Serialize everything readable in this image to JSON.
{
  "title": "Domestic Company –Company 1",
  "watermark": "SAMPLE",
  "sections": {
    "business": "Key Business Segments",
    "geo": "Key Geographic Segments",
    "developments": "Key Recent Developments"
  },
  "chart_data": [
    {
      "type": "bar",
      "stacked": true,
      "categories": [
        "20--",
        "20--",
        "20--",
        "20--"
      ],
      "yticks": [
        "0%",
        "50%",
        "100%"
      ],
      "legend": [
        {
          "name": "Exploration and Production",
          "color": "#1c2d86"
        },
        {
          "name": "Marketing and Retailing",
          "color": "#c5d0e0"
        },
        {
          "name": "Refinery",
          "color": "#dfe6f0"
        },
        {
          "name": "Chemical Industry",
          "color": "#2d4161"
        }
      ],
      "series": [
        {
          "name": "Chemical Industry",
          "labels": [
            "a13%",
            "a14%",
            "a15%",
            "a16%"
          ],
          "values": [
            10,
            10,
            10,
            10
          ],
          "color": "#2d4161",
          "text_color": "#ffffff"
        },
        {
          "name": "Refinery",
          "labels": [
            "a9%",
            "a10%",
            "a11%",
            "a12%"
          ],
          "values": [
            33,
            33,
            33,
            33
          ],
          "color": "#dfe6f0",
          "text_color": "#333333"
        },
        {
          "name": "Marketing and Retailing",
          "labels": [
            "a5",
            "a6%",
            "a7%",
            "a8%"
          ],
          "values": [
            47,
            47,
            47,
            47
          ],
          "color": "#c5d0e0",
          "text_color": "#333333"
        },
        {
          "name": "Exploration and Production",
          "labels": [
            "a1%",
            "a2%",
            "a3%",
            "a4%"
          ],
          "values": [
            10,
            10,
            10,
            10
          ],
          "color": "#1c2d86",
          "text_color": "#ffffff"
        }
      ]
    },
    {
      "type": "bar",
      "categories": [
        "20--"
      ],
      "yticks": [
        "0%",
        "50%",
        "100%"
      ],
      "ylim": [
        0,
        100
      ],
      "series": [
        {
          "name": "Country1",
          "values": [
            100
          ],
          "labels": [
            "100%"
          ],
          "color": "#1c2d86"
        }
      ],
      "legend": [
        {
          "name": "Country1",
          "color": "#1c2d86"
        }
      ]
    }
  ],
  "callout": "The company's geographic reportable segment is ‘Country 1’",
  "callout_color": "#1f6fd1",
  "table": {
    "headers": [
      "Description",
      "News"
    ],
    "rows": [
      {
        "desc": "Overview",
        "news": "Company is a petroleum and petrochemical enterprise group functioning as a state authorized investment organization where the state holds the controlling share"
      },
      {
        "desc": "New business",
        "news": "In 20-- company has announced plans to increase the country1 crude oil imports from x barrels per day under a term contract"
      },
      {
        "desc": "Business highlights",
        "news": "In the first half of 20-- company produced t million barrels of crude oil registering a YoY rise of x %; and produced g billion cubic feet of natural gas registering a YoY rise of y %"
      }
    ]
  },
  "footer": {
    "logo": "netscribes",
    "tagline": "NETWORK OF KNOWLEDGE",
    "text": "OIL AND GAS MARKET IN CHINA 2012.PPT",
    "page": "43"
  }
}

○ ○ ○

● Written request
Retype each record exactly, leaving nothing out.

● Exercise answer
Serialize everything readable in this image to JSON.
{
  "title": "Domestic Company –Company 1",
  "watermark": "SAMPLE",
  "sections": {
    "business": "Key Business Segments",
    "geo": "Key Geographic Segments",
    "developments": "Key Recent Developments"
  },
  "chart_data": [
    {
      "type": "bar",
      "stacked": true,
      "categories": [
        "20--",
        "20--",
        "20--",
        "20--"
      ],
      "yticks": [
        "0%",
        "50%",
        "100%"
      ],
      "legend": [
        {
          "name": "Exploration and Production",
          "color": "#1c2d86"
        },
        {
          "name": "Marketing and Retailing",
          "color": "#c5d0e0"
        },
        {
          "name": "Refinery",
          "color": "#dfe6f0"
        },
        {
          "name": "Chemical Industry",
          "color": "#2d4161"
        }
      ],
      "series": [
        {
          "name": "Chemical Industry",
          "labels": [
            "a13%",
            "a14%",
            "a15%",
            "a16%"
          ],
          "values": [
            10,
            10,
            10,
            10
          ],
          "color": "#2d4161",
          "text_color": "#ffffff"
        },
        {
          "name": "Refinery",
          "labels": [
            "a9%",
            "a10%",
            "a11%",
            "a12%"
          ],
          "values": [
            33,
            33,
            33,
            33
          ],
          "color": "#dfe6f0",
          "text_color": "#333333"
        },
        {
          "name": "Marketing and Retailing",
          "labels": [
            "a5",
            "a6%",
            "a7%",
            "a8%"
          ],
          "values": [
            47,
            47,
            47,
            47
          ],
          "color": "#c5d0e0",
          "text_color": "#333333"
        },
        {
          "name": "Exploration and Production",
          "labels": [
            "a1%",
            "a2%",
            "a3%",
            "a4%"
          ],
          "values": [
            10,
            10,
            10,
            10
          ],
          "color": "#1c2d86",
          "text_color": "#ffffff"
        }
      ]
    },
    {
      "type": "bar",
      "categories": [
        "20--"
      ],
      "yticks": [
        "0%",
        "50%",
        "100%"
      ],
      "ylim": [
        0,
        100
      ],
      "series": [
        {
          "name": "Country1",
          "values": [
            100
          ],
          "labels": [
            "100%"
          ],
          "color": "#1c2d86"
        }
      ],
      "legend": [
        {
          "name": "Country1",
          "color": "#1c2d86"
        }
      ]
    }
  ],
  "callout": "The company's geographic reportable segment is ‘Country 1’",
  "callout_color": "#1f6fd1",
  "table": {
    "headers": [
      "Description",
      "News"
    ],
    "rows": [
      {
        "desc": "Overview",
        "news": "Company is a petroleum and petrochemical enterprise group functioning as a state authorized investment organization where the state holds the controlling share"
      },
      {
        "desc": "New business",
        "news": "In 20-- company has announced plans to increase the country1 crude oil imports from x barrels per day under a term contract"
      },
      {
        "desc": "Business highlights",
        "news": "In the first half of 20-- company produced t million barrels of crude oil registering a YoY rise of x %; and produced g billion cubic feet of natural gas registering a YoY rise of y %"
      }
    ]
  },
  "footer": {
    "logo": "netscribes",
    "tagline": "NETWORK OF KNOWLEDGE",
    "text": "OIL AND GAS MARKET IN CHINA 2012.PPT",
    "page": "43"
  }
}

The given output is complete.